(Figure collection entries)
— Begin —

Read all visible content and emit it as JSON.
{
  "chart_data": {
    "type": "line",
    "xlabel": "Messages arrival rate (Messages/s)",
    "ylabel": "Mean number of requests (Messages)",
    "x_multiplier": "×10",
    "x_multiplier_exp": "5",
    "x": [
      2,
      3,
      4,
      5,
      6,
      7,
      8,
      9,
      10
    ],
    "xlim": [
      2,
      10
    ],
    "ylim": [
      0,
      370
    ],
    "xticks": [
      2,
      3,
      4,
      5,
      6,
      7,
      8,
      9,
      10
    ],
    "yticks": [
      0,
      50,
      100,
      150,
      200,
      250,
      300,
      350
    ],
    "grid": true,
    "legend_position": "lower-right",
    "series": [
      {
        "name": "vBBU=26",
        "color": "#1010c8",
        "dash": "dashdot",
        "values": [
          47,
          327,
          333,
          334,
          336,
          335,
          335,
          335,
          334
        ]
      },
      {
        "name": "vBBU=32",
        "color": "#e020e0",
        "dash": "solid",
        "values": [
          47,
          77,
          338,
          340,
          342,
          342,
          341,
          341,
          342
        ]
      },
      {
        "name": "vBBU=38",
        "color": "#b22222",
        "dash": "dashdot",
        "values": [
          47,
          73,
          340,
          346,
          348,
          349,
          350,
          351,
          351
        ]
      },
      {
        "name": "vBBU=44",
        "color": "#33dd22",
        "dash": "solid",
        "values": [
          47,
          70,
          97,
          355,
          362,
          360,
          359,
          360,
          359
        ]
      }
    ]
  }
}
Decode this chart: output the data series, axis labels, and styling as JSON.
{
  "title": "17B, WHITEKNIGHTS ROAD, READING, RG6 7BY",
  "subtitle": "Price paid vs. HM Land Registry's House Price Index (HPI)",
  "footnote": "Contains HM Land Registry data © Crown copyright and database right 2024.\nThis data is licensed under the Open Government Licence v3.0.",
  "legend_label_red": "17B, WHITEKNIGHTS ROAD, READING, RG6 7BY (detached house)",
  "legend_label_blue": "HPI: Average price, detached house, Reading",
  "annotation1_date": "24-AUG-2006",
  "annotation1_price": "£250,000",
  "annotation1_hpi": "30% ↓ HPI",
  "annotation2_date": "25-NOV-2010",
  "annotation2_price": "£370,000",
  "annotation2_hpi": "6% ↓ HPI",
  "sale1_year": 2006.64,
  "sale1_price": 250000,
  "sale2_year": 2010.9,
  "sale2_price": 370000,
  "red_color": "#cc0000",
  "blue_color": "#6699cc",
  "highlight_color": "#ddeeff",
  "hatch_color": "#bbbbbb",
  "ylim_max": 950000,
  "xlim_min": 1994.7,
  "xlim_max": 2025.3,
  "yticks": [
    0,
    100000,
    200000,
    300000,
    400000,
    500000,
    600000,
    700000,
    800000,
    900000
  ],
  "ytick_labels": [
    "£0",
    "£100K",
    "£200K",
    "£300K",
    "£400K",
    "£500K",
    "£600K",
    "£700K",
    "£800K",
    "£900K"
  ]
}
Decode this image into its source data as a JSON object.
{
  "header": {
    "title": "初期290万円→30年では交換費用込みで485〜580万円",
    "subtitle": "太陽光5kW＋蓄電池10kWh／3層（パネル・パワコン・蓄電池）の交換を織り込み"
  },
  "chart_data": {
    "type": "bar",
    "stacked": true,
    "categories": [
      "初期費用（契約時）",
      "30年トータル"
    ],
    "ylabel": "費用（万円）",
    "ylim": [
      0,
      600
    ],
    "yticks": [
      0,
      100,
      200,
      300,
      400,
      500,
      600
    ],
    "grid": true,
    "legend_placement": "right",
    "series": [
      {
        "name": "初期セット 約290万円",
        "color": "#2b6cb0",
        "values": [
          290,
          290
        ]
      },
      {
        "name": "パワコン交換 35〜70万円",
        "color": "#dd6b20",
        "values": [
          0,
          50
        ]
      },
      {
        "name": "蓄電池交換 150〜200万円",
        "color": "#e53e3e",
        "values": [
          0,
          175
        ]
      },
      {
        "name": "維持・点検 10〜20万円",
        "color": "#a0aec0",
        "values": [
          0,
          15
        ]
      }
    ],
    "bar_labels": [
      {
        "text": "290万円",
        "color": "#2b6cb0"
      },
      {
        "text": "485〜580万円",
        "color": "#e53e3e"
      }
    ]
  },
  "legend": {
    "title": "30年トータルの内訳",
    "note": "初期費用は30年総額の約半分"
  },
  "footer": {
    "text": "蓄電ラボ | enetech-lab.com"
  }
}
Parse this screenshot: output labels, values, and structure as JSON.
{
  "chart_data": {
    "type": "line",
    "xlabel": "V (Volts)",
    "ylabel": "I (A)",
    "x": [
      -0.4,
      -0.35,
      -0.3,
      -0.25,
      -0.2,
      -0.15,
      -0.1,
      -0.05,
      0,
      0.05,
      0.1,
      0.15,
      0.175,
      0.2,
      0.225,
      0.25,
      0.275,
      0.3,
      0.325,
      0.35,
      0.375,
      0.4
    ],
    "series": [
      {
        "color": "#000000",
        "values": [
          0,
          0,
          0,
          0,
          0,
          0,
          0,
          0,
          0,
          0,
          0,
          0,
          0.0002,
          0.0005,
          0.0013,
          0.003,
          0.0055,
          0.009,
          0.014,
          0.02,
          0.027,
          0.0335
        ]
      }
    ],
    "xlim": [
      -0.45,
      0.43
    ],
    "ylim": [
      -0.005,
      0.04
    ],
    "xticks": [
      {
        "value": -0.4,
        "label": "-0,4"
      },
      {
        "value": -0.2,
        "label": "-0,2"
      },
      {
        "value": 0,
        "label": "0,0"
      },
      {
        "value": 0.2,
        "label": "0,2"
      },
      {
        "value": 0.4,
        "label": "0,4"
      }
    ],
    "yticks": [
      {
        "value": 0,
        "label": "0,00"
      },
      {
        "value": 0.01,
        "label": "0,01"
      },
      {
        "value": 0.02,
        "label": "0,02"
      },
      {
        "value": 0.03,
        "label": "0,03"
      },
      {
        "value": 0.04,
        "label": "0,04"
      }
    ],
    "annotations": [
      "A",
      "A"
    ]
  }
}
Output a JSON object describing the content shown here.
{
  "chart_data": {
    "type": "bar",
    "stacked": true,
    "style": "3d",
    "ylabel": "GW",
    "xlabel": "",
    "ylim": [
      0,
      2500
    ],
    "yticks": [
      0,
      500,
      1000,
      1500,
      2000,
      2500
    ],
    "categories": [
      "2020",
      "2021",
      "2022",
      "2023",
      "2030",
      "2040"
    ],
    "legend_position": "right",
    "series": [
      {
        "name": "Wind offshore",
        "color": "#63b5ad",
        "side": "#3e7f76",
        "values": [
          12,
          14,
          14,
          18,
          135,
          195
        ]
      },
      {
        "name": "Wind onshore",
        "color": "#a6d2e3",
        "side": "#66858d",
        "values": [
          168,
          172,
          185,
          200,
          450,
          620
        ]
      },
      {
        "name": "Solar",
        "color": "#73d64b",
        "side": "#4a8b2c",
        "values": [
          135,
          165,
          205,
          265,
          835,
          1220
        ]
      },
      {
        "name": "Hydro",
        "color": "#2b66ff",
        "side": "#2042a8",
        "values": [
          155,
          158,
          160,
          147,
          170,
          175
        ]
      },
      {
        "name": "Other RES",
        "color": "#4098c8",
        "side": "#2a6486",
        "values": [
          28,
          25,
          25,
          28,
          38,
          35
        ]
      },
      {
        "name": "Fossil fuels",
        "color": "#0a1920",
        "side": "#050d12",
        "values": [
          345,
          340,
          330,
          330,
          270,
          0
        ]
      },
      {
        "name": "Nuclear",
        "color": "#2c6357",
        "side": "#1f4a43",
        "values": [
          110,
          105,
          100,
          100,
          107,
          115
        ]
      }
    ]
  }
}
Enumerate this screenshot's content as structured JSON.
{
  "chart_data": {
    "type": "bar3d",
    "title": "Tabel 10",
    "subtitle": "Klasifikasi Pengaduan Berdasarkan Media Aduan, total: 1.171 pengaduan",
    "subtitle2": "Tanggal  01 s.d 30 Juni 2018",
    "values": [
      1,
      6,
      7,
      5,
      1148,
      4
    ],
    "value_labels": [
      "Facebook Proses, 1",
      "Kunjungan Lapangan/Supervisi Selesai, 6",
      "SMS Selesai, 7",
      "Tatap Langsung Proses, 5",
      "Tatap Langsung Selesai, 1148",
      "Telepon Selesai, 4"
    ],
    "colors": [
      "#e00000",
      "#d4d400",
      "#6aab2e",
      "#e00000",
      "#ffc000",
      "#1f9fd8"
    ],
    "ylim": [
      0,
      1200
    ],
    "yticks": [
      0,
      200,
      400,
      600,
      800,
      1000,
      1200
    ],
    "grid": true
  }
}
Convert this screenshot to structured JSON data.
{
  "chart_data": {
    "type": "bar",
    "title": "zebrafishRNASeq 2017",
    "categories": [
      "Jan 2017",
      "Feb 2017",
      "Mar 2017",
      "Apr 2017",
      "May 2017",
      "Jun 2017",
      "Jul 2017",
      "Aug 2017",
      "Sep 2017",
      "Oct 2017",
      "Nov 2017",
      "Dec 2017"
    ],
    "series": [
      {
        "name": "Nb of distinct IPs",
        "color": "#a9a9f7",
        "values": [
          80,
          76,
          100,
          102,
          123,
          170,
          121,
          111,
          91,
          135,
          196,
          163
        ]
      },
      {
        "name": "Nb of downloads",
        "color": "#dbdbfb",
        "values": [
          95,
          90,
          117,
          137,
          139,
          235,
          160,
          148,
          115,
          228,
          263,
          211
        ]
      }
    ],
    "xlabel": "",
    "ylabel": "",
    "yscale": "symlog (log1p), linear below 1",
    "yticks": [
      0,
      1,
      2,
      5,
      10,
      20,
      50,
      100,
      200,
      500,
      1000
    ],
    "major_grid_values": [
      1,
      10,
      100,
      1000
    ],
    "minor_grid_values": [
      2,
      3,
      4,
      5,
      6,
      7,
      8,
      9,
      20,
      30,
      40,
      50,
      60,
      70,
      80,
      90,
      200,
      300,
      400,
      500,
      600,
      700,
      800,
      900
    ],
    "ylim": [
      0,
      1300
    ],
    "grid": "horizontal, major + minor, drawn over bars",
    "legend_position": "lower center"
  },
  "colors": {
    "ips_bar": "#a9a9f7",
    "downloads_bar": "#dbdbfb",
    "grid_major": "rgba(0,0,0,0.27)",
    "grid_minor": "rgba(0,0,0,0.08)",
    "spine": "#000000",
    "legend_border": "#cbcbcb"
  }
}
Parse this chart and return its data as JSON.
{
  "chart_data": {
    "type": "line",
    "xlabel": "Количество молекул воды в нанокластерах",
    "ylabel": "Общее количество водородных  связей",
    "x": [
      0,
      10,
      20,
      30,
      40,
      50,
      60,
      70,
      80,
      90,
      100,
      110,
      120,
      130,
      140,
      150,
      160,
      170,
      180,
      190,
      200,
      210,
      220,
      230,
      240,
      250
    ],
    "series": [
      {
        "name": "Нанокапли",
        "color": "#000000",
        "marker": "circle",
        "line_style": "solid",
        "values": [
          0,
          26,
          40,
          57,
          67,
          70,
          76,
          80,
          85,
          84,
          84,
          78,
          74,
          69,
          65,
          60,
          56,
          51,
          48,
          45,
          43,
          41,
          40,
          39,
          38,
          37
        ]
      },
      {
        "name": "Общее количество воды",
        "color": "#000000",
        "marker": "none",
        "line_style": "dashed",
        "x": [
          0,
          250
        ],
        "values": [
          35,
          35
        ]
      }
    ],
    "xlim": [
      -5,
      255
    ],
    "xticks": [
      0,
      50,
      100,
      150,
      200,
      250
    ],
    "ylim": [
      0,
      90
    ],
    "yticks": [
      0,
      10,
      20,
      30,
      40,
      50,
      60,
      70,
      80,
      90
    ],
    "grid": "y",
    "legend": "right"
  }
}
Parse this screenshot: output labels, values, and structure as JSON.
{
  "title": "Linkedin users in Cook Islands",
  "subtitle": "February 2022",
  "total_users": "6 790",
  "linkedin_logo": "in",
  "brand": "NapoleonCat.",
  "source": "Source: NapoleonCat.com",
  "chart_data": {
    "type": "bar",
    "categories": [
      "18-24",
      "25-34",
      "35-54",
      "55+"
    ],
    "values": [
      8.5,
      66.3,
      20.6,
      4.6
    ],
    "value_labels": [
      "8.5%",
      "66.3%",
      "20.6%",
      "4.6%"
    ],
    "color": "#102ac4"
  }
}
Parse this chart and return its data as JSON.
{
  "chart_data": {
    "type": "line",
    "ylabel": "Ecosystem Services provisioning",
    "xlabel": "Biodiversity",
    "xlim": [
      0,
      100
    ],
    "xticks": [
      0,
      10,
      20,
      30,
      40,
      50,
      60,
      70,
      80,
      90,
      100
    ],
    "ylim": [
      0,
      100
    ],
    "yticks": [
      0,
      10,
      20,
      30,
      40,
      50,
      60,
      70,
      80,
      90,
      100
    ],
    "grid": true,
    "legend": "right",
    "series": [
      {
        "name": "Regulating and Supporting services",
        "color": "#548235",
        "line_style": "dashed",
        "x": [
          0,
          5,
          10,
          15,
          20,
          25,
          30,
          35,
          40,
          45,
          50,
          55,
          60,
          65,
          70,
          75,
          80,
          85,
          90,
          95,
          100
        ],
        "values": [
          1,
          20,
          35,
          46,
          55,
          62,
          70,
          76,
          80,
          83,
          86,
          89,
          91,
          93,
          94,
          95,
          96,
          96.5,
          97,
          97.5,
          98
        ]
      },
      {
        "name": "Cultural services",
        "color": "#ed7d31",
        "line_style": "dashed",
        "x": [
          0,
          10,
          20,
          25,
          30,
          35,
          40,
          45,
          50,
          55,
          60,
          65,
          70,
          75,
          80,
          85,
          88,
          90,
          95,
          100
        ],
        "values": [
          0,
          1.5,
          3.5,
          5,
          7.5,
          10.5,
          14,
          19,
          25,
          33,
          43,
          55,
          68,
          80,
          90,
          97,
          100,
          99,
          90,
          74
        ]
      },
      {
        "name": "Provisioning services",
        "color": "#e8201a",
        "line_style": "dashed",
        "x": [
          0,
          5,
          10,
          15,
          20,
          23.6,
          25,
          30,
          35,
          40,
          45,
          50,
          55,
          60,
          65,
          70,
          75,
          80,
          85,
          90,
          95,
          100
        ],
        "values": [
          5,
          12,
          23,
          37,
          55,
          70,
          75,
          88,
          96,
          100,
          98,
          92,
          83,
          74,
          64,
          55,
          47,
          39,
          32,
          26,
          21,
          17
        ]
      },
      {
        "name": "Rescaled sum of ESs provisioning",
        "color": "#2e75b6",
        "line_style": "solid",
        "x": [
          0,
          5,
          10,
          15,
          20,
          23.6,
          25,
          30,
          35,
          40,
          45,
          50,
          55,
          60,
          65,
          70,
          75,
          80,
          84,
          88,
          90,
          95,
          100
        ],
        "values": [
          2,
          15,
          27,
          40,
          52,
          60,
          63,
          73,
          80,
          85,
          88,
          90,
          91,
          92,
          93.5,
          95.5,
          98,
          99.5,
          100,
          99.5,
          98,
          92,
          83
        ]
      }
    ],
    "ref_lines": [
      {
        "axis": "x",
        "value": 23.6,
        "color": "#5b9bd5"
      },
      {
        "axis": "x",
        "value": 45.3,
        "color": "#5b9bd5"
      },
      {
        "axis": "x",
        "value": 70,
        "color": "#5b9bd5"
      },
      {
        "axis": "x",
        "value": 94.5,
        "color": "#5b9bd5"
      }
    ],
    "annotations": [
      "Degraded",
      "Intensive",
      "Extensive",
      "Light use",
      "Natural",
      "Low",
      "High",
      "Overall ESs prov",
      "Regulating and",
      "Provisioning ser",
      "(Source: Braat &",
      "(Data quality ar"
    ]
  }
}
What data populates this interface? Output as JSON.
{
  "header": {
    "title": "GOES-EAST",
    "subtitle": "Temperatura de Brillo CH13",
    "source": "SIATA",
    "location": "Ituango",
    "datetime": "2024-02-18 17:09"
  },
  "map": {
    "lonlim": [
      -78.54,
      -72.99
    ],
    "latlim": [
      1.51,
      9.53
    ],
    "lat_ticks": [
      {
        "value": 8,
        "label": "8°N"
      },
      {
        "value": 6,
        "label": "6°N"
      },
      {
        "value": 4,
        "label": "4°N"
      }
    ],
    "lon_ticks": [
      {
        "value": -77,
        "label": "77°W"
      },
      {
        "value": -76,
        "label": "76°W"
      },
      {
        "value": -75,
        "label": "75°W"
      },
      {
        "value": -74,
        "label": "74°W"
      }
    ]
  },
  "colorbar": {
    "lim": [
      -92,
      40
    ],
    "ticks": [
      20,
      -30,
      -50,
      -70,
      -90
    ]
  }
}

— End —

PROBLEM REQUIREMENTS >> Determine how many lines of the entries above carry the string "воды", and give that number alone.

SOLUTION >> 2